[Collection entries]
________________________
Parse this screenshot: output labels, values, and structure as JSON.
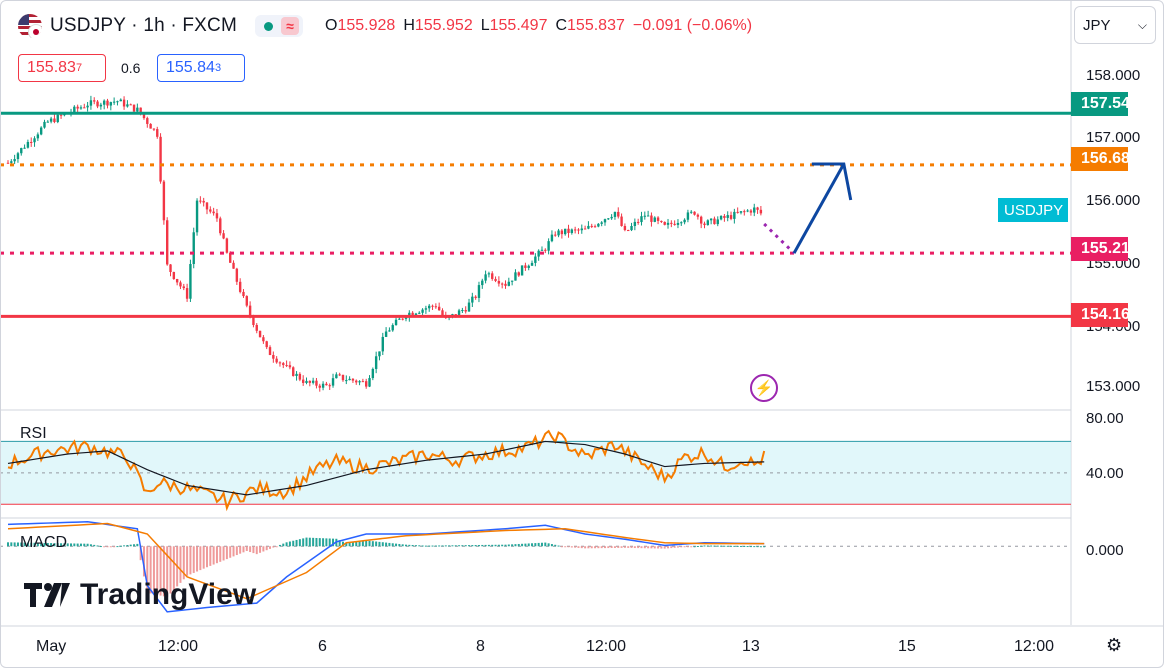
{
  "header": {
    "symbol": "USDJPY",
    "interval": "1h",
    "source": "FXCM",
    "open_label": "O",
    "open": "155.928",
    "high_label": "H",
    "high": "155.952",
    "low_label": "L",
    "low": "155.497",
    "close_label": "C",
    "close": "155.837",
    "change": "−0.091 (−0.06%)",
    "sell_price": "155.83",
    "sell_price_small": "7",
    "buy_price": "155.84",
    "buy_price_small": "3",
    "spread": "0.6",
    "currency": "JPY",
    "status_live": "market-open-dot",
    "status_icon": "≈"
  },
  "colors": {
    "up": "#089981",
    "down": "#f23645",
    "teal_level": "#089981",
    "orange_level": "#f57c00",
    "pink_level": "#e91e63",
    "red_level": "#f23645",
    "arrow": "#0d47a1",
    "rsi": "#f57c00",
    "rsi_band": "#d4f3f8"
  },
  "chart_data": [
    {
      "type": "candlestick",
      "title": "USDJPY · 1h · FXCM",
      "ylim": [
        152.6,
        158.6
      ],
      "y_ticks": [
        "158.000",
        "157.000",
        "156.000",
        "155.000",
        "154.000",
        "153.000"
      ],
      "x_ticks": [
        "May",
        "12:00",
        "6",
        "8",
        "12:00",
        "13",
        "15",
        "12:00"
      ],
      "close_path": [
        [
          0,
          156.72
        ],
        [
          4,
          157.4
        ],
        [
          8,
          157.7
        ],
        [
          11,
          157.75
        ],
        [
          13,
          157.6
        ],
        [
          15,
          157.2
        ],
        [
          16,
          155.0
        ],
        [
          18,
          154.5
        ],
        [
          19,
          156.1
        ],
        [
          21,
          155.8
        ],
        [
          22,
          155.2
        ],
        [
          24,
          154.3
        ],
        [
          26,
          153.6
        ],
        [
          28,
          153.3
        ],
        [
          30,
          153.05
        ],
        [
          32,
          153.0
        ],
        [
          33,
          153.15
        ],
        [
          36,
          153.05
        ],
        [
          38,
          153.9
        ],
        [
          40,
          154.2
        ],
        [
          43,
          154.35
        ],
        [
          44,
          154.1
        ],
        [
          46,
          154.3
        ],
        [
          47,
          154.5
        ],
        [
          48,
          154.9
        ],
        [
          50,
          154.7
        ],
        [
          52,
          155.0
        ],
        [
          54,
          155.3
        ],
        [
          55,
          155.55
        ],
        [
          58,
          155.6
        ],
        [
          61,
          155.9
        ],
        [
          62,
          155.55
        ],
        [
          64,
          155.85
        ],
        [
          66,
          155.65
        ],
        [
          69,
          155.9
        ],
        [
          70,
          155.7
        ],
        [
          73,
          155.85
        ],
        [
          75,
          155.95
        ],
        [
          76,
          155.84
        ]
      ],
      "levels": [
        {
          "name": "teal-level",
          "value": 157.545,
          "label": "157.545",
          "style": "solid"
        },
        {
          "name": "orange-level",
          "value": 156.685,
          "label": "156.685",
          "style": "dotted"
        },
        {
          "name": "pink-level",
          "value": 155.214,
          "label": "155.214",
          "style": "dotted"
        },
        {
          "name": "red-level",
          "value": 154.16,
          "label": "154.160",
          "style": "solid"
        }
      ],
      "symbol_tag": "USDJPY",
      "forecast": {
        "from": [
          76,
          155.7
        ],
        "via": [
          79,
          155.214
        ],
        "to": [
          84,
          156.7
        ],
        "to_tip": [
          85,
          156.1
        ]
      }
    },
    {
      "type": "line",
      "name": "RSI",
      "ylim": [
        20,
        90
      ],
      "y_ticks": [
        "80.00",
        "40.00"
      ],
      "band": [
        70,
        30
      ],
      "series_rsi": [
        [
          0,
          56
        ],
        [
          4,
          64
        ],
        [
          8,
          67
        ],
        [
          12,
          60
        ],
        [
          14,
          36
        ],
        [
          15,
          44
        ],
        [
          18,
          40
        ],
        [
          20,
          36
        ],
        [
          22,
          32
        ],
        [
          25,
          40
        ],
        [
          28,
          38
        ],
        [
          31,
          52
        ],
        [
          33,
          57
        ],
        [
          36,
          53
        ],
        [
          39,
          57
        ],
        [
          42,
          62
        ],
        [
          45,
          58
        ],
        [
          48,
          62
        ],
        [
          52,
          66
        ],
        [
          55,
          74
        ],
        [
          58,
          60
        ],
        [
          61,
          68
        ],
        [
          64,
          55
        ],
        [
          66,
          47
        ],
        [
          68,
          60
        ],
        [
          70,
          63
        ],
        [
          72,
          54
        ],
        [
          74,
          59
        ],
        [
          75,
          55
        ],
        [
          76,
          60
        ]
      ],
      "series_ma": [
        [
          0,
          56
        ],
        [
          6,
          62
        ],
        [
          10,
          64
        ],
        [
          14,
          52
        ],
        [
          18,
          42
        ],
        [
          24,
          36
        ],
        [
          30,
          42
        ],
        [
          36,
          52
        ],
        [
          42,
          58
        ],
        [
          48,
          62
        ],
        [
          54,
          70
        ],
        [
          58,
          68
        ],
        [
          62,
          62
        ],
        [
          66,
          54
        ],
        [
          70,
          56
        ],
        [
          76,
          57
        ]
      ]
    },
    {
      "type": "bar",
      "name": "MACD",
      "ylim": [
        -0.9,
        0.3
      ],
      "y_ticks": [
        "0.000"
      ],
      "series_macd": [
        [
          0,
          0.25
        ],
        [
          8,
          0.28
        ],
        [
          13,
          0.2
        ],
        [
          14,
          -0.45
        ],
        [
          16,
          -0.75
        ],
        [
          20,
          -0.7
        ],
        [
          25,
          -0.65
        ],
        [
          28,
          -0.35
        ],
        [
          33,
          0.05
        ],
        [
          36,
          0.14
        ],
        [
          42,
          0.14
        ],
        [
          50,
          0.2
        ],
        [
          54,
          0.24
        ],
        [
          58,
          0.14
        ],
        [
          62,
          0.08
        ],
        [
          66,
          0.01
        ],
        [
          70,
          0.04
        ],
        [
          76,
          0.03
        ]
      ],
      "series_signal": [
        [
          0,
          0.2
        ],
        [
          10,
          0.26
        ],
        [
          14,
          0.14
        ],
        [
          18,
          -0.35
        ],
        [
          24,
          -0.6
        ],
        [
          30,
          -0.3
        ],
        [
          34,
          0.04
        ],
        [
          40,
          0.12
        ],
        [
          50,
          0.18
        ],
        [
          56,
          0.2
        ],
        [
          62,
          0.1
        ],
        [
          66,
          0.04
        ],
        [
          70,
          0.03
        ],
        [
          76,
          0.03
        ]
      ]
    }
  ],
  "rsi_label": "RSI",
  "macd_label": "MACD",
  "branding": {
    "logo_mark": "TV",
    "wordmark": "TradingView"
  },
  "footer": {
    "settings_icon": "settings-icon"
  }
}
________________________
WHAT NEEDS TO BE DONE ▸
Leave out the pictures and output every record above precisely as given.

RESPONSE BELOW ▸
Parse this screenshot: output labels, values, and structure as JSON.
{
  "header": {
    "symbol": "USDJPY",
    "interval": "1h",
    "source": "FXCM",
    "open_label": "O",
    "open": "155.928",
    "high_label": "H",
    "high": "155.952",
    "low_label": "L",
    "low": "155.497",
    "close_label": "C",
    "close": "155.837",
    "change": "−0.091 (−0.06%)",
    "sell_price": "155.83",
    "sell_price_small": "7",
    "buy_price": "155.84",
    "buy_price_small": "3",
    "spread": "0.6",
    "currency": "JPY",
    "status_live": "market-open-dot",
    "status_icon": "≈"
  },
  "colors": {
    "up": "#089981",
    "down": "#f23645",
    "teal_level": "#089981",
    "orange_level": "#f57c00",
    "pink_level": "#e91e63",
    "red_level": "#f23645",
    "arrow": "#0d47a1",
    "rsi": "#f57c00",
    "rsi_band": "#d4f3f8"
  },
  "chart_data": [
    {
      "type": "candlestick",
      "title": "USDJPY · 1h · FXCM",
      "ylim": [
        152.6,
        158.6
      ],
      "y_ticks": [
        "158.000",
        "157.000",
        "156.000",
        "155.000",
        "154.000",
        "153.000"
      ],
      "x_ticks": [
        "May",
        "12:00",
        "6",
        "8",
        "12:00",
        "13",
        "15",
        "12:00"
      ],
      "close_path": [
        [
          0,
          156.72
        ],
        [
          4,
          157.4
        ],
        [
          8,
          157.7
        ],
        [
          11,
          157.75
        ],
        [
          13,
          157.6
        ],
        [
          15,
          157.2
        ],
        [
          16,
          155.0
        ],
        [
          18,
          154.5
        ],
        [
          19,
          156.1
        ],
        [
          21,
          155.8
        ],
        [
          22,
          155.2
        ],
        [
          24,
          154.3
        ],
        [
          26,
          153.6
        ],
        [
          28,
          153.3
        ],
        [
          30,
          153.05
        ],
        [
          32,
          153.0
        ],
        [
          33,
          153.15
        ],
        [
          36,
          153.05
        ],
        [
          38,
          153.9
        ],
        [
          40,
          154.2
        ],
        [
          43,
          154.35
        ],
        [
          44,
          154.1
        ],
        [
          46,
          154.3
        ],
        [
          47,
          154.5
        ],
        [
          48,
          154.9
        ],
        [
          50,
          154.7
        ],
        [
          52,
          155.0
        ],
        [
          54,
          155.3
        ],
        [
          55,
          155.55
        ],
        [
          58,
          155.6
        ],
        [
          61,
          155.9
        ],
        [
          62,
          155.55
        ],
        [
          64,
          155.85
        ],
        [
          66,
          155.65
        ],
        [
          69,
          155.9
        ],
        [
          70,
          155.7
        ],
        [
          73,
          155.85
        ],
        [
          75,
          155.95
        ],
        [
          76,
          155.84
        ]
      ],
      "levels": [
        {
          "name": "teal-level",
          "value": 157.545,
          "label": "157.545",
          "style": "solid"
        },
        {
          "name": "orange-level",
          "value": 156.685,
          "label": "156.685",
          "style": "dotted"
        },
        {
          "name": "pink-level",
          "value": 155.214,
          "label": "155.214",
          "style": "dotted"
        },
        {
          "name": "red-level",
          "value": 154.16,
          "label": "154.160",
          "style": "solid"
        }
      ],
      "symbol_tag": "USDJPY",
      "forecast": {
        "from": [
          76,
          155.7
        ],
        "via": [
          79,
          155.214
        ],
        "to": [
          84,
          156.7
        ],
        "to_tip": [
          85,
          156.1
        ]
      }
    },
    {
      "type": "line",
      "name": "RSI",
      "ylim": [
        20,
        90
      ],
      "y_ticks": [
        "80.00",
        "40.00"
      ],
      "band": [
        70,
        30
      ],
      "series_rsi": [
        [
          0,
          56
        ],
        [
          4,
          64
        ],
        [
          8,
          67
        ],
        [
          12,
          60
        ],
        [
          14,
          36
        ],
        [
          15,
          44
        ],
        [
          18,
          40
        ],
        [
          20,
          36
        ],
        [
          22,
          32
        ],
        [
          25,
          40
        ],
        [
          28,
          38
        ],
        [
          31,
          52
        ],
        [
          33,
          57
        ],
        [
          36,
          53
        ],
        [
          39,
          57
        ],
        [
          42,
          62
        ],
        [
          45,
          58
        ],
        [
          48,
          62
        ],
        [
          52,
          66
        ],
        [
          55,
          74
        ],
        [
          58,
          60
        ],
        [
          61,
          68
        ],
        [
          64,
          55
        ],
        [
          66,
          47
        ],
        [
          68,
          60
        ],
        [
          70,
          63
        ],
        [
          72,
          54
        ],
        [
          74,
          59
        ],
        [
          75,
          55
        ],
        [
          76,
          60
        ]
      ],
      "series_ma": [
        [
          0,
          56
        ],
        [
          6,
          62
        ],
        [
          10,
          64
        ],
        [
          14,
          52
        ],
        [
          18,
          42
        ],
        [
          24,
          36
        ],
        [
          30,
          42
        ],
        [
          36,
          52
        ],
        [
          42,
          58
        ],
        [
          48,
          62
        ],
        [
          54,
          70
        ],
        [
          58,
          68
        ],
        [
          62,
          62
        ],
        [
          66,
          54
        ],
        [
          70,
          56
        ],
        [
          76,
          57
        ]
      ]
    },
    {
      "type": "bar",
      "name": "MACD",
      "ylim": [
        -0.9,
        0.3
      ],
      "y_ticks": [
        "0.000"
      ],
      "series_macd": [
        [
          0,
          0.25
        ],
        [
          8,
          0.28
        ],
        [
          13,
          0.2
        ],
        [
          14,
          -0.45
        ],
        [
          16,
          -0.75
        ],
        [
          20,
          -0.7
        ],
        [
          25,
          -0.65
        ],
        [
          28,
          -0.35
        ],
        [
          33,
          0.05
        ],
        [
          36,
          0.14
        ],
        [
          42,
          0.14
        ],
        [
          50,
          0.2
        ],
        [
          54,
          0.24
        ],
        [
          58,
          0.14
        ],
        [
          62,
          0.08
        ],
        [
          66,
          0.01
        ],
        [
          70,
          0.04
        ],
        [
          76,
          0.03
        ]
      ],
      "series_signal": [
        [
          0,
          0.2
        ],
        [
          10,
          0.26
        ],
        [
          14,
          0.14
        ],
        [
          18,
          -0.35
        ],
        [
          24,
          -0.6
        ],
        [
          30,
          -0.3
        ],
        [
          34,
          0.04
        ],
        [
          40,
          0.12
        ],
        [
          50,
          0.18
        ],
        [
          56,
          0.2
        ],
        [
          62,
          0.1
        ],
        [
          66,
          0.04
        ],
        [
          70,
          0.03
        ],
        [
          76,
          0.03
        ]
      ]
    }
  ],
  "rsi_label": "RSI",
  "macd_label": "MACD",
  "branding": {
    "logo_mark": "TV",
    "wordmark": "TradingView"
  },
  "footer": {
    "settings_icon": "settings-icon"
  }
}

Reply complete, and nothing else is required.